### To be done
Each line that contains the word "توزیع" counts once; give the total for the records below and nothing else.

---+---

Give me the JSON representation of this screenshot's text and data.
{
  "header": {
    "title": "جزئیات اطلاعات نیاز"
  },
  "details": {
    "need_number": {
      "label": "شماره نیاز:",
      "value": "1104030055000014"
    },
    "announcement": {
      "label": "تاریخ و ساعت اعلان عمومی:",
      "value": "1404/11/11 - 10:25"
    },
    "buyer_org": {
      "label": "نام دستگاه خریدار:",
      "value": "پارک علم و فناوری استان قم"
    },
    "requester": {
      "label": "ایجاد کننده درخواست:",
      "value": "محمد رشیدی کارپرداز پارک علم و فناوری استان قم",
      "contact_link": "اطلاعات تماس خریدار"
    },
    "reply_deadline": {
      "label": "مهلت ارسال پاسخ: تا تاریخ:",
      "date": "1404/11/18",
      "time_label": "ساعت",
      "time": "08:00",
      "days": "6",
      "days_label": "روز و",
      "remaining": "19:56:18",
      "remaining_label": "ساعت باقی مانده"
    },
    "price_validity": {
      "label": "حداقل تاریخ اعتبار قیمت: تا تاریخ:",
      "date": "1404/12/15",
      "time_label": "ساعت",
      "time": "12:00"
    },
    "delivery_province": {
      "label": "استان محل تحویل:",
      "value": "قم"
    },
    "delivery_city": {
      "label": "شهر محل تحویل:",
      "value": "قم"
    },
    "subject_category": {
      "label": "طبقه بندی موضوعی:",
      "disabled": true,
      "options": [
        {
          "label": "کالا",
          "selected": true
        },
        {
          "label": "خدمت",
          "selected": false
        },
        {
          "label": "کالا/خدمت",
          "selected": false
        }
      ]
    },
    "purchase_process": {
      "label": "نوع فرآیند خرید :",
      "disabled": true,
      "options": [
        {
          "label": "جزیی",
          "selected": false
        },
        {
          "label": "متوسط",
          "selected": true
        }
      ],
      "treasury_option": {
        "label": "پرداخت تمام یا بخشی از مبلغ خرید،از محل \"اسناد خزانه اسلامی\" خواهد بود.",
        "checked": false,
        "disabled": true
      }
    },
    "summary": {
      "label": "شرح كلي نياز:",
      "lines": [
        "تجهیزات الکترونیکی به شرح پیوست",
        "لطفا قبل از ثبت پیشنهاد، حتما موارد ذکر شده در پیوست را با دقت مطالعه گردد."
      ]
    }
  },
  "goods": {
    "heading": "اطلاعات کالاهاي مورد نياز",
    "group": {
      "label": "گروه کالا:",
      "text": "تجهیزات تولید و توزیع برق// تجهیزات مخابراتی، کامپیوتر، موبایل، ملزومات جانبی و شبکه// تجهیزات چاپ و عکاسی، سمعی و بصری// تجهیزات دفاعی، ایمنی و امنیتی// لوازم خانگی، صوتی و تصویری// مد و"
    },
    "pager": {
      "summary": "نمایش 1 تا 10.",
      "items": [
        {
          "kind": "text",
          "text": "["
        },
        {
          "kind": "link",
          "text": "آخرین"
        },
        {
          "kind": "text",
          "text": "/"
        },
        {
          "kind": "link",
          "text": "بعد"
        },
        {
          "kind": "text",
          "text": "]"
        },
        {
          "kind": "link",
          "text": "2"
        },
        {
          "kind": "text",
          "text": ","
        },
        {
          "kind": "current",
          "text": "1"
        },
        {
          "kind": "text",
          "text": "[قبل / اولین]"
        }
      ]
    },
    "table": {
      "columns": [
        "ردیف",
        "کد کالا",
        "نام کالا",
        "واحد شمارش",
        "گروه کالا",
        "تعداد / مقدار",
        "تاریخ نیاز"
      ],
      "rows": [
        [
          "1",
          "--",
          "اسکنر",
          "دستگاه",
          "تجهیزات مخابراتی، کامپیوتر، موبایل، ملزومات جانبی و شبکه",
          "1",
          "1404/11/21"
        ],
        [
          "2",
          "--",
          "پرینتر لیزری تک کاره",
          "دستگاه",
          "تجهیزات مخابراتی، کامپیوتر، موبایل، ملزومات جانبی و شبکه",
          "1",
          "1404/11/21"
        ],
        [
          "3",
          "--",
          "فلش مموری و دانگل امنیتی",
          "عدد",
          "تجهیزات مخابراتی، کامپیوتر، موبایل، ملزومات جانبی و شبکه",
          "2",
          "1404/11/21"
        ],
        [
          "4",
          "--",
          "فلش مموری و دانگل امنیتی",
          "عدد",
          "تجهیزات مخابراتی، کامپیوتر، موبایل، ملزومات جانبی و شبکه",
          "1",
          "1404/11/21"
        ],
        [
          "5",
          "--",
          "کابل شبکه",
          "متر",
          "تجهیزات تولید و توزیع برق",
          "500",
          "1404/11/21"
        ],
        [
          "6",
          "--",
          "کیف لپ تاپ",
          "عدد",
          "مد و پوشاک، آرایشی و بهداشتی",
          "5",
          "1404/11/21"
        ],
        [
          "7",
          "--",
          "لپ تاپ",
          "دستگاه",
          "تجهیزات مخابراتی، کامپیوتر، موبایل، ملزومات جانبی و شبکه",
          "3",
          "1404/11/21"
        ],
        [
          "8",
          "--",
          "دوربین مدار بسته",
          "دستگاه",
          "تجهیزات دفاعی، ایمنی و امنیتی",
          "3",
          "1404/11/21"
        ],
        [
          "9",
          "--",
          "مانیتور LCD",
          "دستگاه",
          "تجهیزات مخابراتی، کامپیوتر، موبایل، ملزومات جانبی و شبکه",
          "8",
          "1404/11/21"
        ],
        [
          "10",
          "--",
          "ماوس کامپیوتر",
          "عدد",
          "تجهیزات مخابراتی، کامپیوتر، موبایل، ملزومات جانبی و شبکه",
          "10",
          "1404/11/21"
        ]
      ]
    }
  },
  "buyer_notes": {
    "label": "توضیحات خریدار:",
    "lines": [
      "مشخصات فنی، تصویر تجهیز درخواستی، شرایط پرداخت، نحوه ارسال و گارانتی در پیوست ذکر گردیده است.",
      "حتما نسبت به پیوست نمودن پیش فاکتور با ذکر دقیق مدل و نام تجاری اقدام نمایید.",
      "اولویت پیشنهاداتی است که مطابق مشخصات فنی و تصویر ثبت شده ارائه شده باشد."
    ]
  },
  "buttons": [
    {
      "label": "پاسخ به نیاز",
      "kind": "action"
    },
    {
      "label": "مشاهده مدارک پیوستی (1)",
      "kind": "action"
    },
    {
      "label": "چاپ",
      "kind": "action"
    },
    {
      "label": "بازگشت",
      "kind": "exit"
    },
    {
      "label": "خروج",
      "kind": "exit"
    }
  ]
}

---+---

### Reply
2